>> Begin

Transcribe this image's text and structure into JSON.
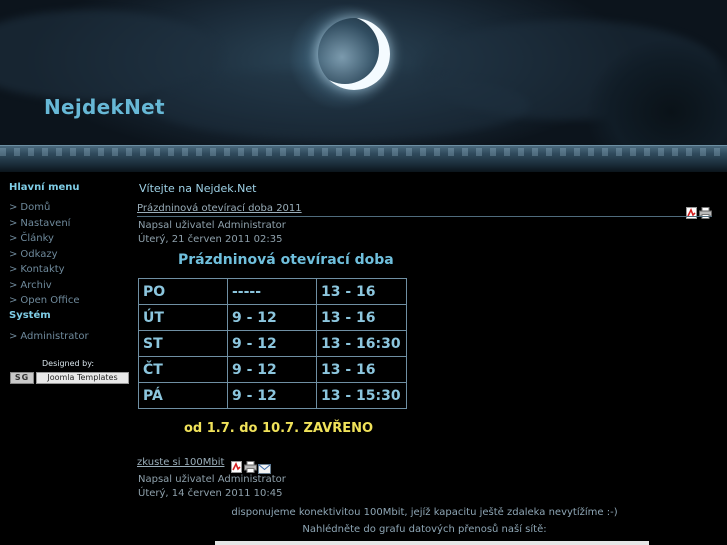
{
  "header": {
    "site_title": "NejdekNet"
  },
  "sidebar": {
    "main_menu_title": "Hlavní menu",
    "main_items": [
      {
        "label": "Domů"
      },
      {
        "label": "Nastavení"
      },
      {
        "label": "Články"
      },
      {
        "label": "Odkazy"
      },
      {
        "label": "Kontakty"
      },
      {
        "label": "Archiv"
      },
      {
        "label": "Open Office"
      }
    ],
    "system_title": "Systém",
    "system_items": [
      {
        "label": "Administrator"
      }
    ],
    "arrow": ">",
    "designed_by": "Designed by:",
    "badge_sg": "SG",
    "badge_joomla": "Joomla Templates"
  },
  "main": {
    "welcome": "Vítejte na Nejdek.Net",
    "article1": {
      "title_link": "Prázdninová otevírací doba 2011",
      "author": "Napsal uživatel Administrator",
      "date": "Úterý, 21 červen 2011 02:35",
      "heading": "Prázdninová otevírací doba",
      "hours": [
        [
          "PO",
          "-----",
          "13 - 16"
        ],
        [
          "ÚT",
          "9 - 12",
          "13 - 16"
        ],
        [
          "ST",
          "9 - 12",
          "13 - 16:30"
        ],
        [
          "ČT",
          "9 - 12",
          "13 - 16"
        ],
        [
          "PÁ",
          "9 - 12",
          "13 - 15:30"
        ]
      ],
      "closed_note": "od 1.7. do 10.7. ZAVŘENO",
      "icons": [
        "pdf-icon",
        "print-icon"
      ]
    },
    "article2": {
      "title_link": "zkuste si 100Mbit",
      "author": "Napsal uživatel Administrator",
      "date": "Úterý, 14 červen 2011 10:45",
      "line1": "disponujeme konektivitou 100Mbit, jejíž kapacitu ještě zdaleka nevytížíme :-)",
      "line2": "Nahlédněte do grafu datových přenosů naší sítě:",
      "icons": [
        "pdf-icon",
        "print-icon",
        "email-icon"
      ]
    }
  },
  "colors": {
    "accent": "#67b8d6",
    "highlight_yellow": "#f0e25a",
    "background": "#000000"
  }
}
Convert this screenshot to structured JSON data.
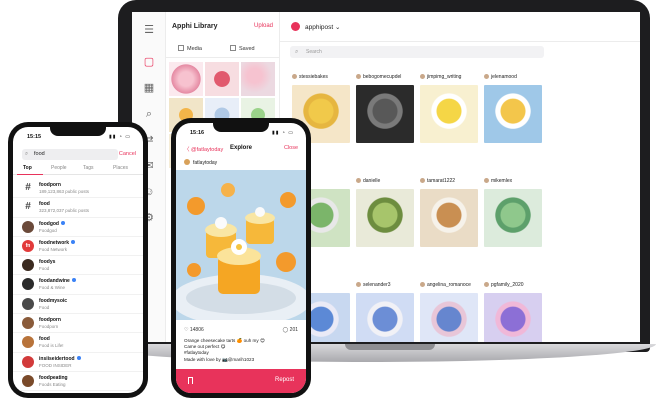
{
  "laptop": {
    "library": {
      "title": "Apphi Library",
      "upload": "Upload",
      "tabs": [
        "Media",
        "Saved"
      ]
    },
    "account": {
      "name": "apphipost ⌄"
    },
    "search": {
      "placeholder": "Search"
    },
    "posts": [
      {
        "user": "stessiebakes",
        "likes": "",
        "comments": "",
        "action": "",
        "repost": "",
        "img": [
          "#f5e6c8",
          "#f1c94a",
          "#e6b640"
        ]
      },
      {
        "user": "bebogomecupdel",
        "likes": "",
        "comments": "",
        "action": "",
        "repost": "",
        "img": [
          "#2b2b2b",
          "#585858",
          "#7a7a7a"
        ]
      },
      {
        "user": "jimpimg_writing",
        "likes": "",
        "comments": "",
        "action": "",
        "repost": "",
        "img": [
          "#f8f0d0",
          "#f5d646",
          "#ffffff"
        ]
      },
      {
        "user": "jelenamood",
        "likes": "",
        "comments": "",
        "action": "",
        "repost": "",
        "img": [
          "#9fc8e8",
          "#f3c64b",
          "#ffffff"
        ]
      },
      {
        "user": "",
        "likes": "",
        "comments": "",
        "action": "",
        "repost": "",
        "img": [
          "#cfe3c3",
          "#7bb56a",
          "#e8e8e8"
        ]
      },
      {
        "user": "danielle",
        "likes": "",
        "comments": "",
        "action": "",
        "repost": "",
        "img": [
          "#e9ead9",
          "#a7c56b",
          "#6d8d3f"
        ]
      },
      {
        "user": "tamarat1222",
        "likes": "",
        "comments": "",
        "action": "",
        "repost": "",
        "img": [
          "#eadcc6",
          "#c98f52",
          "#f6f2ea"
        ]
      },
      {
        "user": "mikemlex",
        "likes": "",
        "comments": "",
        "action": "",
        "repost": "",
        "img": [
          "#dcebdc",
          "#8fc88c",
          "#5da06b"
        ]
      },
      {
        "user": "",
        "likes": "",
        "comments": "",
        "action": "",
        "repost": "",
        "img": [
          "#c8d8f0",
          "#5c89d6",
          "#eaeaf6"
        ]
      },
      {
        "user": "selenander3",
        "likes": "",
        "comments": "",
        "action": "",
        "repost": "",
        "img": [
          "#d0dcf4",
          "#6c8ed6",
          "#f1f1f6"
        ]
      },
      {
        "user": "angelina_romanoce",
        "likes": "",
        "comments": "",
        "action": "",
        "repost": "",
        "img": [
          "#dfe6f7",
          "#6686cf",
          "#e8c6d8"
        ]
      },
      {
        "user": "pgfamily_2020",
        "likes": "",
        "comments": "",
        "action": "",
        "repost": "",
        "img": [
          "#d7cff0",
          "#8c6fd6",
          "#f0b8d8"
        ]
      }
    ]
  },
  "phone1": {
    "time": "15:15",
    "search_value": "food",
    "cancel": "Cancel",
    "tabs": [
      "Top",
      "People",
      "Tags",
      "Places"
    ],
    "results": [
      {
        "name": "foodporn",
        "sub": "189,123,863 public posts",
        "hash": true,
        "avatar": "#",
        "verified": false,
        "color": "#ffffff"
      },
      {
        "name": "food",
        "sub": "323,872,037 public posts",
        "hash": true,
        "avatar": "#",
        "verified": false,
        "color": "#ffffff"
      },
      {
        "name": "foodgod",
        "sub": "Foodgod",
        "hash": false,
        "avatar": "",
        "verified": true,
        "color": "#6b4a3a"
      },
      {
        "name": "foodnetwork",
        "sub": "Food Network",
        "hash": false,
        "avatar": "fn",
        "verified": true,
        "color": "#e23b3b"
      },
      {
        "name": "foodys",
        "sub": "Food",
        "hash": false,
        "avatar": "",
        "verified": false,
        "color": "#3b2a20"
      },
      {
        "name": "foodandwine",
        "sub": "Food & Wine",
        "hash": false,
        "avatar": "",
        "verified": true,
        "color": "#2b2b2b"
      },
      {
        "name": "foodmysoic",
        "sub": "Food",
        "hash": false,
        "avatar": "",
        "verified": false,
        "color": "#4a4a4a"
      },
      {
        "name": "foodporn",
        "sub": "Foodporn",
        "hash": false,
        "avatar": "",
        "verified": false,
        "color": "#8a5b3a"
      },
      {
        "name": "food",
        "sub": "Food is Life!",
        "hash": false,
        "avatar": "",
        "verified": false,
        "color": "#b8733a"
      },
      {
        "name": "insiiseidertood",
        "sub": "FOOD INSIDER",
        "hash": false,
        "avatar": "",
        "verified": true,
        "color": "#d23a3a"
      },
      {
        "name": "foodpeating",
        "sub": "Foods Eating",
        "hash": false,
        "avatar": "",
        "verified": false,
        "color": "#7a4a2a"
      }
    ]
  },
  "phone2": {
    "time": "15:16",
    "back": "〈 @fatlaytoday",
    "title": "Explore",
    "close": "Close",
    "user": "fatlaytoday",
    "likes": "♡ 14806",
    "comments": "◯ 201",
    "caption": [
      "Orange cheesecake tarts 🍊 ouh my 😍",
      "Came out perfect 😋",
      "#fatlaytoday",
      "Made with love by 📷@marih1023"
    ],
    "repost": "Repost"
  }
}
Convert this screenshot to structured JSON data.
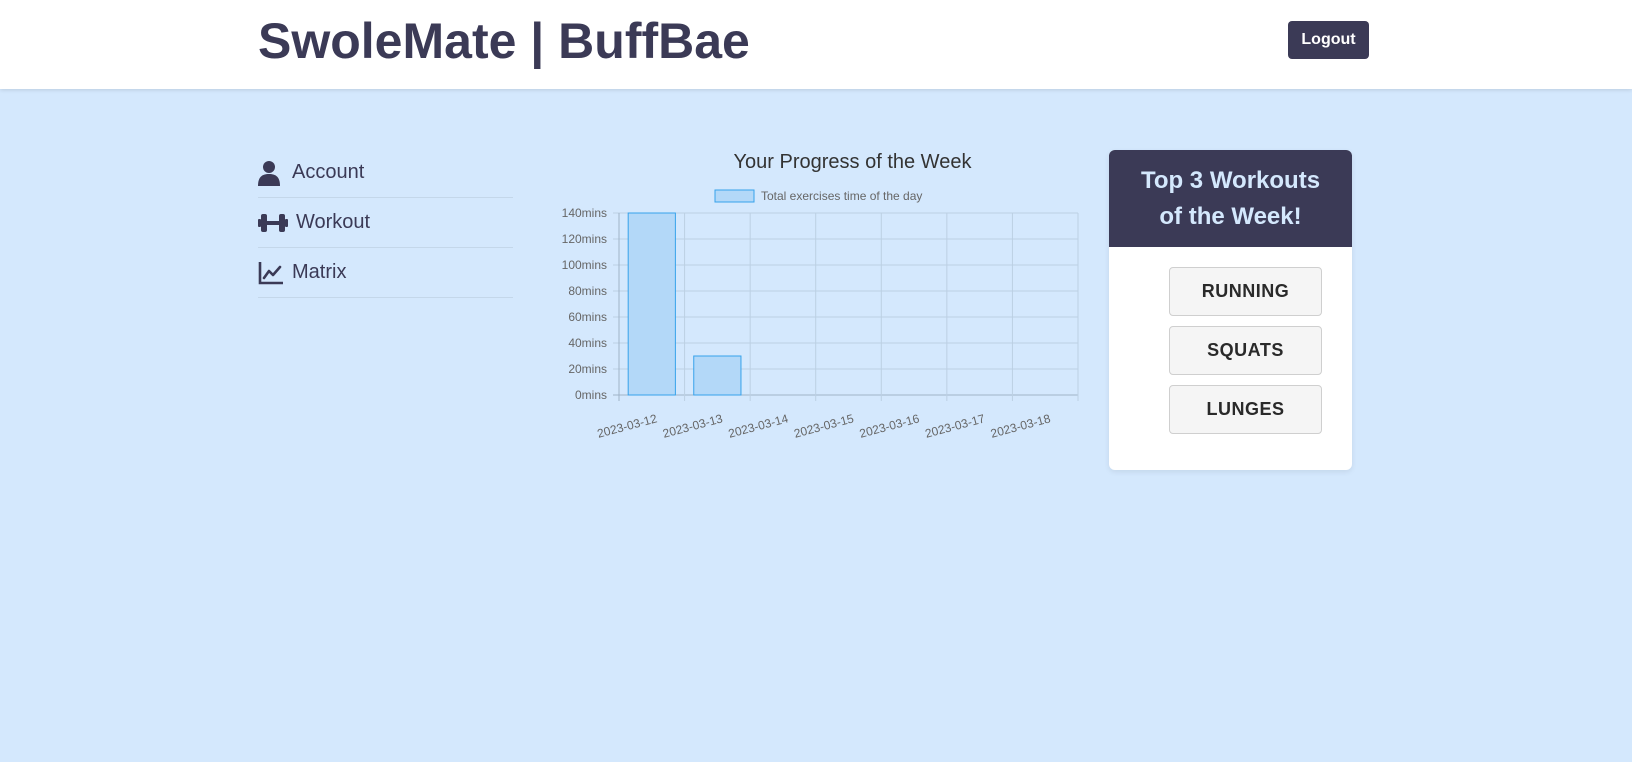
{
  "header": {
    "brand": "SwoleMate | BuffBae",
    "logout_label": "Logout"
  },
  "sidebar": {
    "items": [
      {
        "label": "Account",
        "icon": "user-icon"
      },
      {
        "label": "Workout",
        "icon": "dumbbell-icon"
      },
      {
        "label": "Matrix",
        "icon": "line-chart-icon"
      }
    ]
  },
  "colors": {
    "primary": "#3b3a56",
    "background": "#d4e8fd",
    "bar_fill": "#b3d8f8",
    "bar_stroke": "#36a2eb"
  },
  "chart_data": {
    "type": "bar",
    "title": "Your Progress of the Week",
    "legend": "Total exercises time of the day",
    "legend_position": "top",
    "categories": [
      "2023-03-12",
      "2023-03-13",
      "2023-03-14",
      "2023-03-15",
      "2023-03-16",
      "2023-03-17",
      "2023-03-18"
    ],
    "values": [
      140,
      30,
      0,
      0,
      0,
      0,
      0
    ],
    "yticks": [
      "0mins",
      "20mins",
      "40mins",
      "60mins",
      "80mins",
      "100mins",
      "120mins",
      "140mins"
    ],
    "ylim": [
      0,
      140
    ],
    "xlabel": "",
    "ylabel": "",
    "grid": true
  },
  "top_workouts": {
    "title": "Top 3 Workouts of the Week!",
    "items": [
      "RUNNING",
      "SQUATS",
      "LUNGES"
    ]
  }
}
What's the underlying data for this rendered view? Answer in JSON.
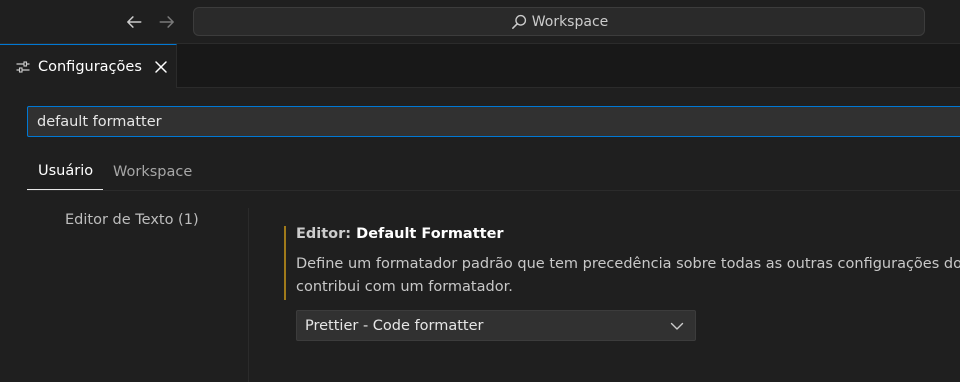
{
  "titlebar": {
    "command_center_label": "Workspace",
    "back_icon": "arrow-left-icon",
    "forward_icon": "arrow-right-icon",
    "search_icon": "search-icon"
  },
  "editor_tab": {
    "label": "Configurações",
    "icon": "settings-sliders-icon",
    "close_icon": "close-icon"
  },
  "search": {
    "value": "default formatter"
  },
  "scope_tabs": [
    {
      "label": "Usuário",
      "active": true
    },
    {
      "label": "Workspace",
      "active": false
    }
  ],
  "toc": {
    "items": [
      {
        "label": "Editor de Texto (1)"
      }
    ]
  },
  "setting": {
    "category": "Editor: ",
    "name": "Default Formatter",
    "description_line1": "Define um formatador padrão que tem precedência sobre todas as outras configurações do f",
    "description_line2": "contribui com um formatador.",
    "selected_value": "Prettier - Code formatter",
    "chevron_icon": "chevron-down-icon"
  },
  "colors": {
    "accent": "#0078d4",
    "modified_indicator": "#a07a1a",
    "background": "#1f1f1f"
  }
}
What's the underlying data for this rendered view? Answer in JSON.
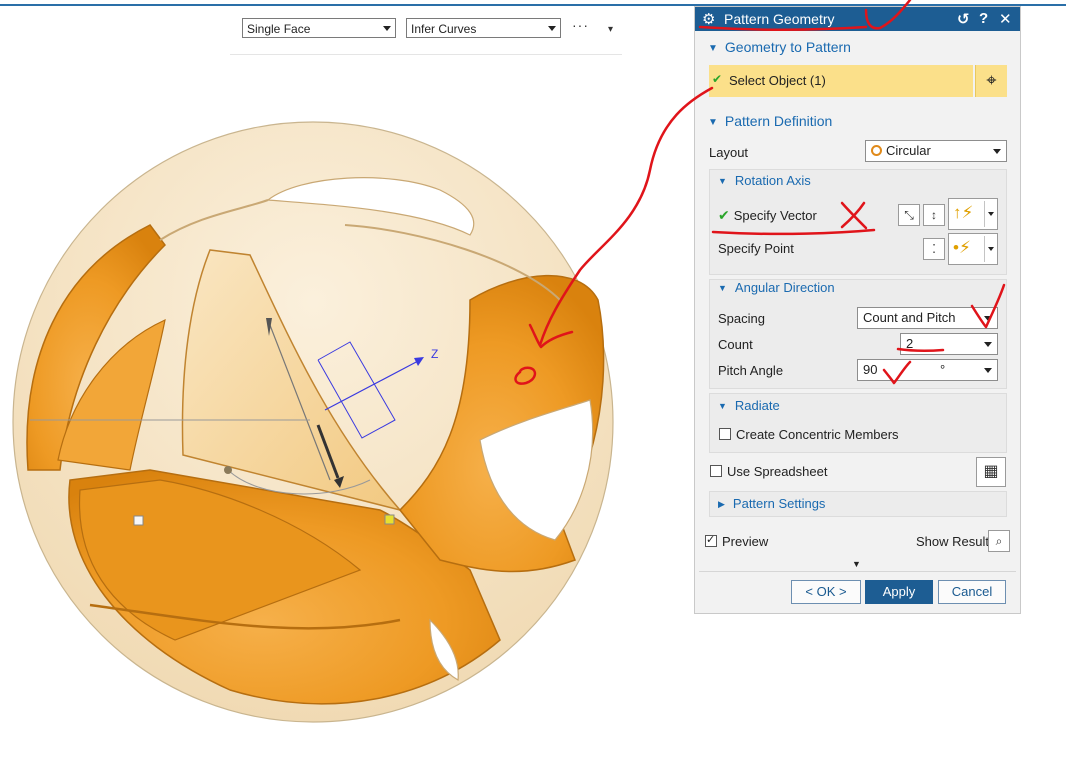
{
  "toolbar": {
    "filter_value": "Single Face",
    "curve_rule_value": "Infer Curves",
    "more_label": "···"
  },
  "viewport": {
    "axis_label": "Z"
  },
  "dialog": {
    "title": "Pattern Geometry",
    "geometry_section": "Geometry to Pattern",
    "select_object": "Select Object (1)",
    "definition_section": "Pattern Definition",
    "layout_label": "Layout",
    "layout_value": "Circular",
    "rotation_axis_section": "Rotation Axis",
    "specify_vector": "Specify Vector",
    "specify_point": "Specify Point",
    "angular_section": "Angular Direction",
    "spacing_label": "Spacing",
    "spacing_value": "Count and Pitch",
    "count_label": "Count",
    "count_value": "2",
    "pitch_label": "Pitch Angle",
    "pitch_value": "90",
    "pitch_unit": "°",
    "radiate_section": "Radiate",
    "concentric_label": "Create Concentric Members",
    "spreadsheet_label": "Use Spreadsheet",
    "settings_section": "Pattern Settings",
    "preview_label": "Preview",
    "show_result_label": "Show Result",
    "ok_label": "< OK >",
    "apply_label": "Apply",
    "cancel_label": "Cancel"
  },
  "colors": {
    "title_bar": "#1d5d93",
    "section_text": "#1a6ab0",
    "selection_highlight": "#fbe08a",
    "body_orange": "#f2a22f",
    "body_cream": "#f6e3c3",
    "annotation_red": "#e0141a"
  }
}
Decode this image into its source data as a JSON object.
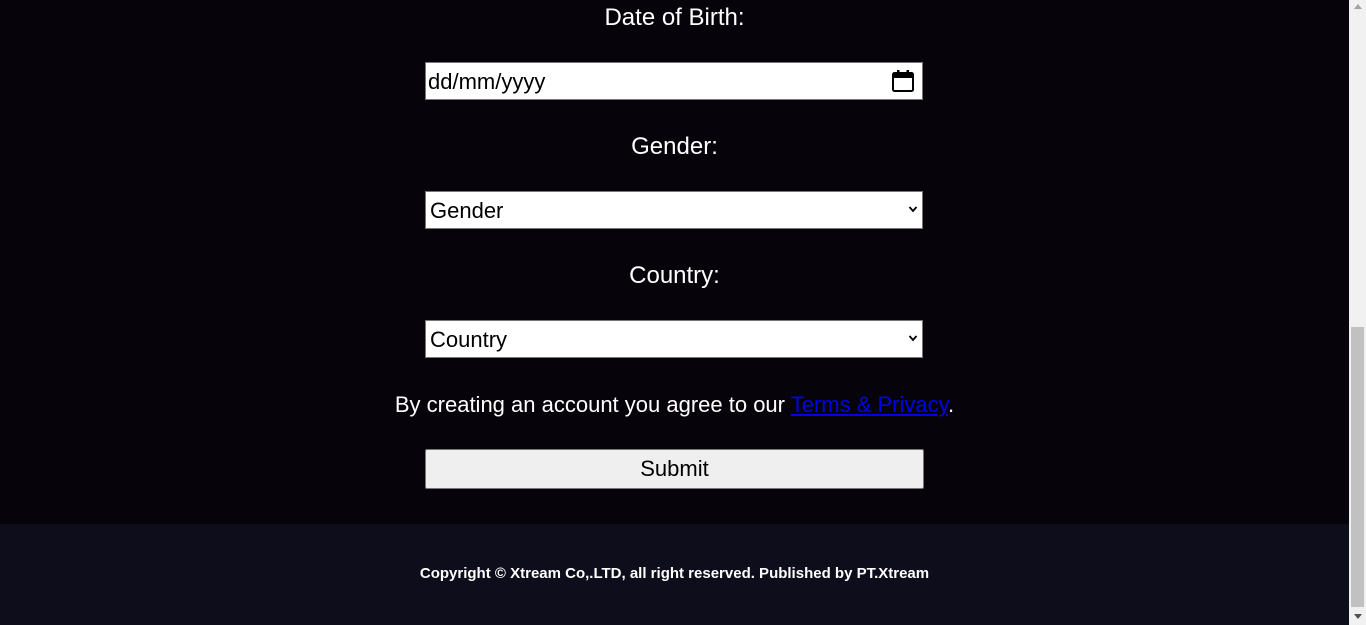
{
  "form": {
    "dob_label": "Date of Birth:",
    "dob_placeholder": "dd/mm/yyyy",
    "gender_label": "Gender:",
    "gender_selected": "Gender",
    "country_label": "Country:",
    "country_selected": "Country",
    "agree_prefix": "By creating an account you agree to our ",
    "agree_link": "Terms & Privacy",
    "agree_suffix": ".",
    "submit_label": "Submit"
  },
  "footer": {
    "copyright": "Copyright © Xtream Co,.LTD, all right reserved. Published by PT.Xtream"
  },
  "icons": {
    "calendar": "calendar-icon",
    "dropdown": "chevron-down-icon"
  },
  "colors": {
    "background": "#06040a",
    "footer_background": "#0e0d1c",
    "link": "#0000ee",
    "button": "#efefef"
  }
}
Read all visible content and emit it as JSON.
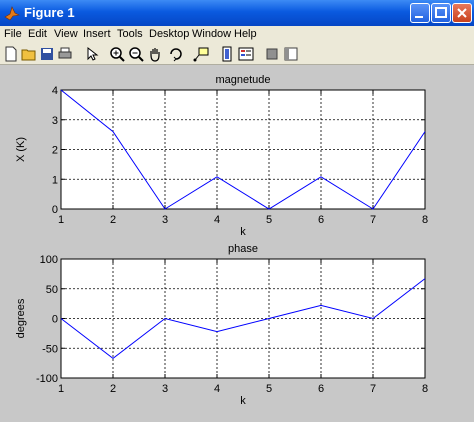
{
  "window": {
    "title": "Figure 1"
  },
  "menu": [
    "File",
    "Edit",
    "View",
    "Insert",
    "Tools",
    "Desktop",
    "Window",
    "Help"
  ],
  "toolbar_icons": [
    "new-file-icon",
    "open-folder-icon",
    "save-icon",
    "print-icon",
    "pointer-icon",
    "zoom-in-icon",
    "zoom-out-icon",
    "pan-hand-icon",
    "rotate-3d-icon",
    "data-cursor-icon",
    "colorbar-icon",
    "legend-icon",
    "hide-plot-tools-icon",
    "show-plot-tools-icon"
  ],
  "chart_data": [
    {
      "type": "line",
      "title": "magnetude",
      "xlabel": "k",
      "ylabel": "X (K)",
      "x": [
        1,
        2,
        3,
        4,
        5,
        6,
        7,
        8
      ],
      "series": [
        {
          "values": [
            4,
            2.6,
            0,
            1.08,
            0,
            1.08,
            0,
            2.6
          ]
        }
      ],
      "xlim": [
        1,
        8
      ],
      "ylim": [
        0,
        4
      ],
      "xticks": [
        1,
        2,
        3,
        4,
        5,
        6,
        7,
        8
      ],
      "yticks": [
        0,
        1,
        2,
        3,
        4
      ],
      "grid": true,
      "line_color": "#0000ff"
    },
    {
      "type": "line",
      "title": "phase",
      "xlabel": "k",
      "ylabel": "degrees",
      "x": [
        1,
        2,
        3,
        4,
        5,
        6,
        7,
        8
      ],
      "series": [
        {
          "values": [
            0,
            -67,
            0,
            -22,
            0,
            22,
            0,
            67
          ]
        }
      ],
      "xlim": [
        1,
        8
      ],
      "ylim": [
        -100,
        100
      ],
      "xticks": [
        1,
        2,
        3,
        4,
        5,
        6,
        7,
        8
      ],
      "yticks": [
        -100,
        -50,
        0,
        50,
        100
      ],
      "grid": true,
      "line_color": "#0000ff"
    }
  ]
}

>> End

Copy each line from the records above that includes the string "Pattern".

    "title": "Pattern Geometry",
    "geometry_section": "Geometry to Pattern",
    "definition_section": "Pattern Definition",
    "settings_section": "Pattern Settings",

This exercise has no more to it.